Data extracted from a collection
================================
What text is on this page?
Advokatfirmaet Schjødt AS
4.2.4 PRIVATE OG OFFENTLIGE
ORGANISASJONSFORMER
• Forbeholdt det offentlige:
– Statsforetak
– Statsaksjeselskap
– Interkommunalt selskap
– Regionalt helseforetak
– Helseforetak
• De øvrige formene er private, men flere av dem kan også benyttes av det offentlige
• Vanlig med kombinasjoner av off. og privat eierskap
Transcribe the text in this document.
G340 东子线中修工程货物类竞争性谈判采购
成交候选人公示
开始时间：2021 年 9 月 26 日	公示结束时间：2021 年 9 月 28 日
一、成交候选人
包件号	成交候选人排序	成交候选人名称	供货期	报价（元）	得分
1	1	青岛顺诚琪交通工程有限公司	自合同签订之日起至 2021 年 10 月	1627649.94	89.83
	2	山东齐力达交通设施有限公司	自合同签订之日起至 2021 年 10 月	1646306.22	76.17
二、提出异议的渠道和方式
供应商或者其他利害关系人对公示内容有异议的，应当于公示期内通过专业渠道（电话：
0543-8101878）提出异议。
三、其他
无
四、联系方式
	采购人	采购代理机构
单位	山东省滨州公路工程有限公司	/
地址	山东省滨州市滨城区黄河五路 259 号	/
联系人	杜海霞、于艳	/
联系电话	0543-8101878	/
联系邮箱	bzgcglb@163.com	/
================================
▶ **Instructions for the task**
Looking at the data above, show all lines where the word "this" occurs.

▶ **Task answer**
What text is on this page?
Transcribe the text in this document.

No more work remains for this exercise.